> [WHAT YOU SHOULD DO]:
Quote the listing in full, exactly as given, minus any pictures.

> [EXERCISE DATA]:
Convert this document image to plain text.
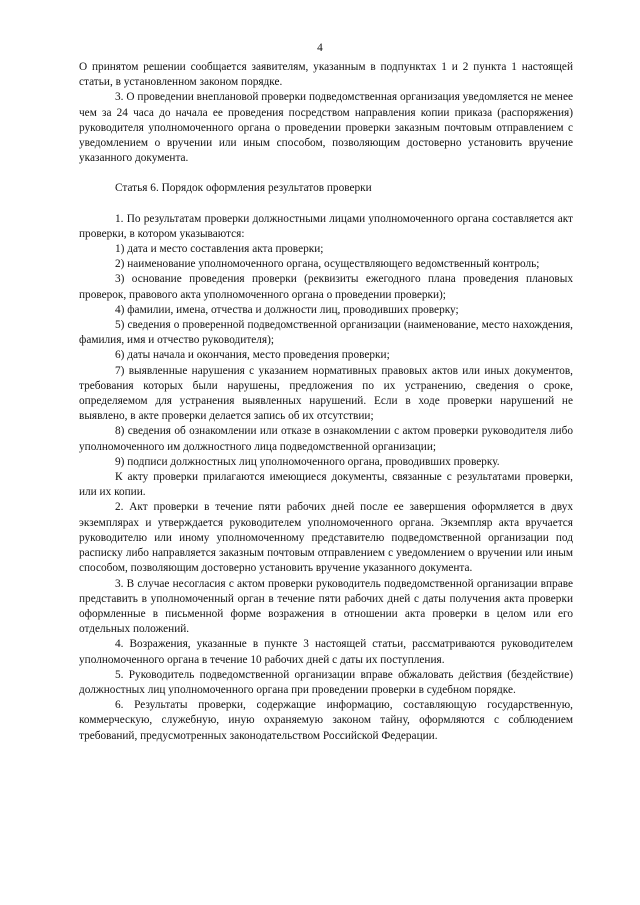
4

О принятом решении сообщается заявителям, указанным в подпунктах 1 и 2 пункта 1 настоящей статьи, в установленном законом порядке.

3. О проведении внеплановой проверки подведомственная организация уведомляется не менее чем за 24 часа до начала ее проведения посредством направления копии приказа (распоряжения) руководителя уполномоченного органа о проведении проверки заказным почтовым отправлением с уведомлением о вручении или иным способом, позволяющим достоверно установить вручение указанного документа.

Статья 6. Порядок оформления результатов проверки

1. По результатам проверки должностными лицами уполномоченного органа составляется акт проверки, в котором указываются:

1) дата и место составления акта проверки;

2) наименование уполномоченного органа, осуществляющего ведомственный контроль;

3) основание проведения проверки (реквизиты ежегодного плана проведения плановых проверок, правового акта уполномоченного органа о проведении проверки);

4) фамилии, имена, отчества и должности лиц, проводивших проверку;

5) сведения о проверенной подведомственной организации (наименование, место нахождения, фамилия, имя и отчество руководителя);

6) даты начала и окончания, место проведения проверки;

7) выявленные нарушения с указанием нормативных правовых актов или иных документов, требования которых были нарушены, предложения по их устранению, сведения о сроке, определяемом для устранения выявленных нарушений. Если в ходе проверки нарушений не выявлено, в акте проверки делается запись об их отсутствии;

8) сведения об ознакомлении или отказе в ознакомлении с актом проверки руководителя либо уполномоченного им должностного лица подведомственной организации;

9) подписи должностных лиц уполномоченного органа, проводивших проверку.

К акту проверки прилагаются имеющиеся документы, связанные с результатами проверки, или их копии.

2. Акт проверки в течение пяти рабочих дней после ее завершения оформляется в двух экземплярах и утверждается руководителем уполномоченного органа. Экземпляр акта вручается руководителю или иному уполномоченному представителю подведомственной организации под расписку либо направляется заказным почтовым отправлением с уведомлением о вручении или иным способом, позволяющим достоверно установить вручение указанного документа.

3. В случае несогласия с актом проверки руководитель подведомственной организации вправе представить в уполномоченный орган в течение пяти рабочих дней с даты получения акта проверки оформленные в письменной форме возражения в отношении акта проверки в целом или его отдельных положений.

4. Возражения, указанные в пункте 3 настоящей статьи, рассматриваются руководителем уполномоченного органа в течение 10 рабочих дней с даты их поступления.

5. Руководитель подведомственной организации вправе обжаловать действия (бездействие) должностных лиц уполномоченного органа при проведении проверки в судебном порядке.

6. Результаты проверки, содержащие информацию, составляющую государственную, коммерческую, служебную, иную охраняемую законом тайну, оформляются с соблюдением требований, предусмотренных законодательством Российской Федерации.
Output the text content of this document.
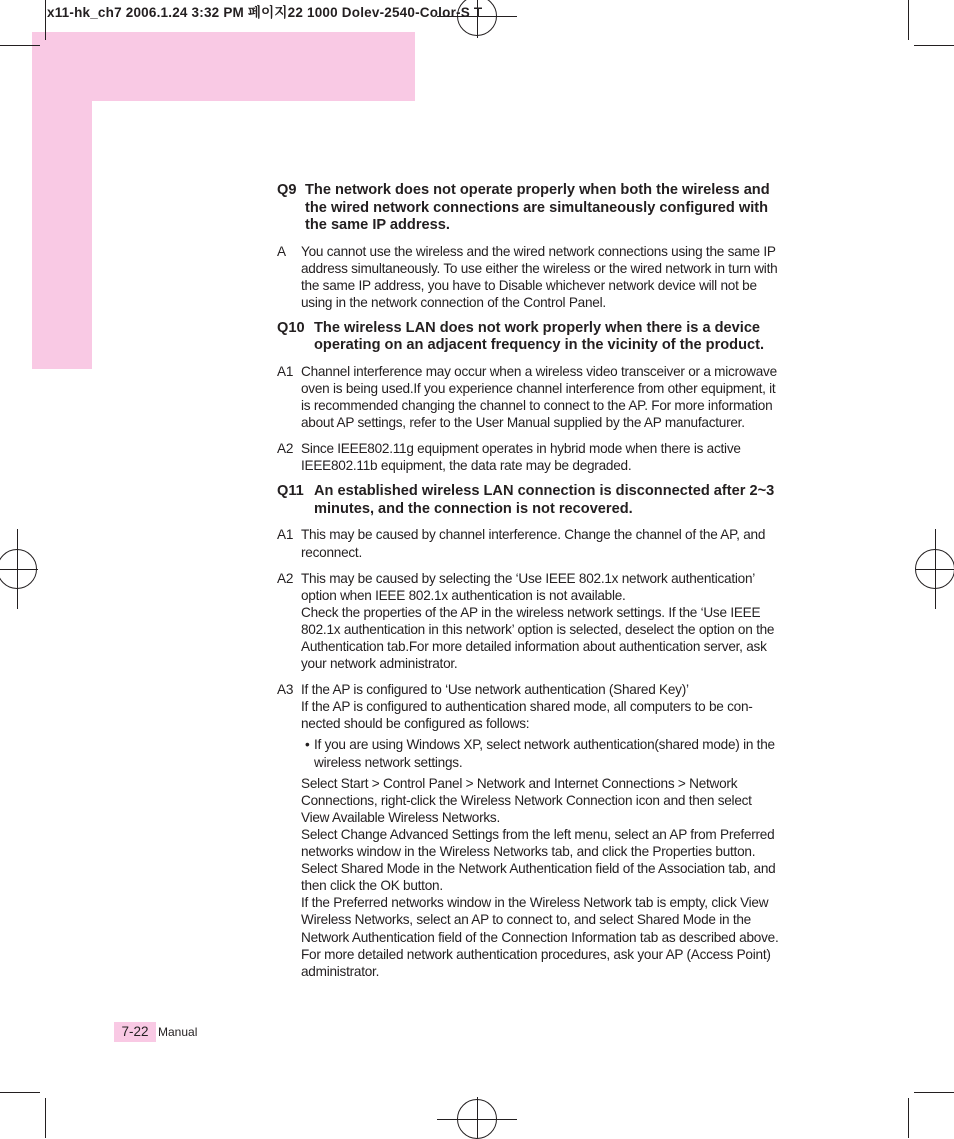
x11-hk_ch7 2006.1.24 3:32 PM 페이지22 1000 Dolev-2540-Color-S T
Q9 The network does not operate properly when both the wireless and the wired network connections are simultaneously configured with the same IP address.
A You cannot use the wireless and the wired network connections using the same IP address simultaneously. To use either the wireless or the wired network in turn with the same IP address, you have to Disable whichever network device will not be using in the network connection of the Control Panel.

Q10 The wireless LAN does not work properly when there is a device operating on an adjacent frequency in the vicinity of the product.
A1 Channel interference may occur when a wireless video transceiver or a microwave oven is being used.If you experience channel interference from other equipment, it is recommended changing the channel to connect to the AP. For more information about AP settings, refer to the User Manual supplied by the AP manufacturer.

A2 Since IEEE802.11g equipment operates in hybrid mode when there is active IEEE802.11b equipment, the data rate may be degraded.

Q11 An established wireless LAN connection is disconnected after 2~3 minutes, and the connection is not recovered.
A1 This may be caused by channel interference. Change the channel of the AP, and reconnect.

A2 This may be caused by selecting the ‘Use IEEE 802.1x network authentication’ option when IEEE 802.1x authentication is not available.

Check the properties of the AP in the wireless network settings. If the ‘Use IEEE 802.1x authentication in this network’ option is selected, deselect the option on the Authentication tab.For more detailed information about authentication server, ask your network administrator.

A3 If the AP is configured to ‘Use network authentication (Shared Key)’

If the AP is configured to authentication shared mode, all computers to be con-nected should be configured as follows:

• If you are using Windows XP, select network authentication(shared mode) in the wireless network settings.

Select Start > Control Panel > Network and Internet Connections > Network Connections, right-click the Wireless Network Connection icon and then select View Available Wireless Networks.

Select Change Advanced Settings from the left menu, select an AP from Preferred networks window in the Wireless Networks tab, and click the Properties button.

Select Shared Mode in the Network Authentication field of the Association tab, and then click the OK button.

If the Preferred networks window in the Wireless Network tab is empty, click View Wireless Networks, select an AP to connect to, and select Shared Mode in the Network Authentication field of the Connection Information tab as described above. For more detailed network authentication procedures, ask your AP (Access Point) administrator.

7-22 Manual
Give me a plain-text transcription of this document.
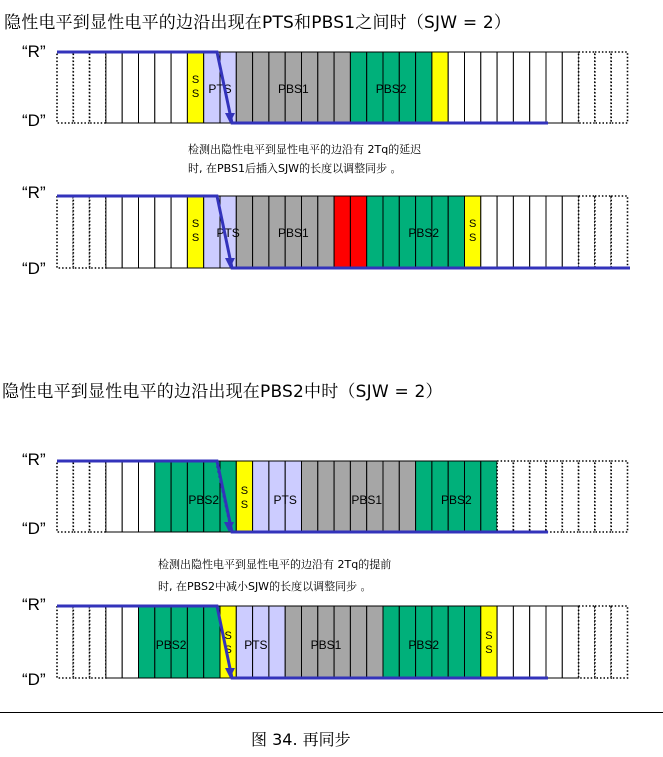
隐性电平到显性电平的边沿出现在PTS和PBS1之间时（SJW = 2）
“R”
“D”
S
S PTS	PBS1	PBS2
S
S PTS	PBS1	PBS2
S
S
PBS2
S
S PTS	PBS1	PBS2
PBS2
S
S PTS	PBS1	PBS2
S
S
检测出隐性电平到显性电平的边沿有 2Tq的延迟
时, 在PBS1后插入SJW的长度以调整同步 。
“R”
“D”
隐性电平到显性电平的边沿出现在PBS2中时（SJW = 2）
“R”
“D”
检测出隐性电平到显性电平的边沿有 2Tq的提前
时, 在PBS2中减小SJW的长度以调整同步 。
“R”
“D”
图 34. 再同步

> [RESPONSE TO THE EXERCISE]:
Convert this document image to plain text.
4

О принятом решении сообщается заявителям, указанным в подпунктах 1 и 2 пункта 1 настоящей статьи, в установленном законом порядке.

3. О проведении внеплановой проверки подведомственная организация уведомляется не менее чем за 24 часа до начала ее проведения посредством направления копии приказа (распоряжения) руководителя уполномоченного органа о проведении проверки заказным почтовым отправлением с уведомлением о вручении или иным способом, позволяющим достоверно установить вручение указанного документа.

Статья 6. Порядок оформления результатов проверки

1. По результатам проверки должностными лицами уполномоченного органа составляется акт проверки, в котором указываются:

1) дата и место составления акта проверки;

2) наименование уполномоченного органа, осуществляющего ведомственный контроль;

3) основание проведения проверки (реквизиты ежегодного плана проведения плановых проверок, правового акта уполномоченного органа о проведении проверки);

4) фамилии, имена, отчества и должности лиц, проводивших проверку;

5) сведения о проверенной подведомственной организации (наименование, место нахождения, фамилия, имя и отчество руководителя);

6) даты начала и окончания, место проведения проверки;

7) выявленные нарушения с указанием нормативных правовых актов или иных документов, требования которых были нарушены, предложения по их устранению, сведения о сроке, определяемом для устранения выявленных нарушений. Если в ходе проверки нарушений не выявлено, в акте проверки делается запись об их отсутствии;

8) сведения об ознакомлении или отказе в ознакомлении с актом проверки руководителя либо уполномоченного им должностного лица подведомственной организации;

9) подписи должностных лиц уполномоченного органа, проводивших проверку.

К акту проверки прилагаются имеющиеся документы, связанные с результатами проверки, или их копии.

2. Акт проверки в течение пяти рабочих дней после ее завершения оформляется в двух экземплярах и утверждается руководителем уполномоченного органа. Экземпляр акта вручается руководителю или иному уполномоченному представителю подведомственной организации под расписку либо направляется заказным почтовым отправлением с уведомлением о вручении или иным способом, позволяющим достоверно установить вручение указанного документа.

3. В случае несогласия с актом проверки руководитель подведомственной организации вправе представить в уполномоченный орган в течение пяти рабочих дней с даты получения акта проверки оформленные в письменной форме возражения в отношении акта проверки в целом или его отдельных положений.

4. Возражения, указанные в пункте 3 настоящей статьи, рассматриваются руководителем уполномоченного органа в течение 10 рабочих дней с даты их поступления.

5. Руководитель подведомственной организации вправе обжаловать действия (бездействие) должностных лиц уполномоченного органа при проведении проверки в судебном порядке.

6. Результаты проверки, содержащие информацию, составляющую государственную, коммерческую, служебную, иную охраняемую законом тайну, оформляются с соблюдением требований, предусмотренных законодательством Российской Федерации.
Output the text content of this document.
x11-hk_ch7 2006.1.24 3:32 PM 페이지22 1000 Dolev-2540-Color-S T
Q9 The network does not operate properly when both the wireless and the wired network connections are simultaneously configured with the same IP address.
A You cannot use the wireless and the wired network connections using the same IP address simultaneously. To use either the wireless or the wired network in turn with the same IP address, you have to Disable whichever network device will not be using in the network connection of the Control Panel.

Q10 The wireless LAN does not work properly when there is a device operating on an adjacent frequency in the vicinity of the product.
A1 Channel interference may occur when a wireless video transceiver or a microwave oven is being used.If you experience channel interference from other equipment, it is recommended changing the channel to connect to the AP. For more information about AP settings, refer to the User Manual supplied by the AP manufacturer.

A2 Since IEEE802.11g equipment operates in hybrid mode when there is active IEEE802.11b equipment, the data rate may be degraded.

Q11 An established wireless LAN connection is disconnected after 2~3 minutes, and the connection is not recovered.
A1 This may be caused by channel interference. Change the channel of the AP, and reconnect.

A2 This may be caused by selecting the ‘Use IEEE 802.1x network authentication’ option when IEEE 802.1x authentication is not available.

Check the properties of the AP in the wireless network settings. If the ‘Use IEEE 802.1x authentication in this network’ option is selected, deselect the option on the Authentication tab.For more detailed information about authentication server, ask your network administrator.

A3 If the AP is configured to ‘Use network authentication (Shared Key)’

If the AP is configured to authentication shared mode, all computers to be con-nected should be configured as follows:

• If you are using Windows XP, select network authentication(shared mode) in the wireless network settings.

Select Start > Control Panel > Network and Internet Connections > Network Connections, right-click the Wireless Network Connection icon and then select View Available Wireless Networks.

Select Change Advanced Settings from the left menu, select an AP from Preferred networks window in the Wireless Networks tab, and click the Properties button.

Select Shared Mode in the Network Authentication field of the Association tab, and then click the OK button.

If the Preferred networks window in the Wireless Network tab is empty, click View Wireless Networks, select an AP to connect to, and select Shared Mode in the Network Authentication field of the Connection Information tab as described above. For more detailed network authentication procedures, ask your AP (Access Point) administrator.

7-22 Manual
Give me a plain-text transcription of this document.
隐性电平到显性电平的边沿出现在PTS和PBS1之间时（SJW = 2）
“R”
“D”
S
S PTS	PBS1	PBS2
S
S PTS	PBS1	PBS2
S
S
PBS2
S
S PTS	PBS1	PBS2
PBS2
S
S PTS	PBS1	PBS2
S
S
检测出隐性电平到显性电平的边沿有 2Tq的延迟
时, 在PBS1后插入SJW的长度以调整同步 。
“R”
“D”
隐性电平到显性电平的边沿出现在PBS2中时（SJW = 2）
“R”
“D”
检测出隐性电平到显性电平的边沿有 2Tq的提前
时, 在PBS2中减小SJW的长度以调整同步 。
“R”
“D”
图 34. 再同步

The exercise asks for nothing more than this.